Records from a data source
◇ ◇ ◇ ◇ ◇ ◇ ◇
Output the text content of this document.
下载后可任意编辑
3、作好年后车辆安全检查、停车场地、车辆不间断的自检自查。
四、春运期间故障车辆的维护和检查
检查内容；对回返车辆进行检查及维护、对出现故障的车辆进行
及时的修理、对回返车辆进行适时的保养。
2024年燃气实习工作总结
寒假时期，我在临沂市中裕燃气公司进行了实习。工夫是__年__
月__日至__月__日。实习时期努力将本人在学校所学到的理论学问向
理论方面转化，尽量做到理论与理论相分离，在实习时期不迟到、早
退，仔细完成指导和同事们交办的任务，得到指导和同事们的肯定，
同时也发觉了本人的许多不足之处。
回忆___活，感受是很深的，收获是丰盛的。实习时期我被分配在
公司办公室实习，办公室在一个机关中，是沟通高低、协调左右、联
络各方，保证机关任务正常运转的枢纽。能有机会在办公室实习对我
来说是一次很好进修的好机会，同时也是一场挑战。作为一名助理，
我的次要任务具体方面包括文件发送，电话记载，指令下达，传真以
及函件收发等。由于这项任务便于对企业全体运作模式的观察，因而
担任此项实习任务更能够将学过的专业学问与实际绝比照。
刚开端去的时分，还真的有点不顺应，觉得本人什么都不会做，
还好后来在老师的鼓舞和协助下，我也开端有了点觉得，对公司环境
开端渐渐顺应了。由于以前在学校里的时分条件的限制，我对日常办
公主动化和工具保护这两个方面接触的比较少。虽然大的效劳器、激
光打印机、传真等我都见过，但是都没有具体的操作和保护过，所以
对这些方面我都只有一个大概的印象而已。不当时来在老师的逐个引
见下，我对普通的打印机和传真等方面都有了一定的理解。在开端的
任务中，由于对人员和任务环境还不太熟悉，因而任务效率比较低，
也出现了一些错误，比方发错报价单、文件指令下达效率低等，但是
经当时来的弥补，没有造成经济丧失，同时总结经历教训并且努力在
◇ ◇ ◇ ◇ ◇ ◇ ◇
## WHAT IS EXPECTED
Send back every record, precisely as written.

## COMPLETED EXERCISE
Output the text content of this document.
下载后可任意编辑
3、作好年后车辆安全检查、停车场地、车辆不间断的自检自查。
四、春运期间故障车辆的维护和检查
检查内容；对回返车辆进行检查及维护、对出现故障的车辆进行
及时的修理、对回返车辆进行适时的保养。
2024年燃气实习工作总结
寒假时期，我在临沂市中裕燃气公司进行了实习。工夫是__年__
月__日至__月__日。实习时期努力将本人在学校所学到的理论学问向
理论方面转化，尽量做到理论与理论相分离，在实习时期不迟到、早
退，仔细完成指导和同事们交办的任务，得到指导和同事们的肯定，
同时也发觉了本人的许多不足之处。
回忆___活，感受是很深的，收获是丰盛的。实习时期我被分配在
公司办公室实习，办公室在一个机关中，是沟通高低、协调左右、联
络各方，保证机关任务正常运转的枢纽。能有机会在办公室实习对我
来说是一次很好进修的好机会，同时也是一场挑战。作为一名助理，
我的次要任务具体方面包括文件发送，电话记载，指令下达，传真以
及函件收发等。由于这项任务便于对企业全体运作模式的观察，因而
担任此项实习任务更能够将学过的专业学问与实际绝比照。
刚开端去的时分，还真的有点不顺应，觉得本人什么都不会做，
还好后来在老师的鼓舞和协助下，我也开端有了点觉得，对公司环境
开端渐渐顺应了。由于以前在学校里的时分条件的限制，我对日常办
公主动化和工具保护这两个方面接触的比较少。虽然大的效劳器、激
光打印机、传真等我都见过，但是都没有具体的操作和保护过，所以
对这些方面我都只有一个大概的印象而已。不当时来在老师的逐个引
见下，我对普通的打印机和传真等方面都有了一定的理解。在开端的
任务中，由于对人员和任务环境还不太熟悉，因而任务效率比较低，
也出现了一些错误，比方发错报价单、文件指令下达效率低等，但是
经当时来的弥补，没有造成经济丧失，同时总结经历教训并且努力在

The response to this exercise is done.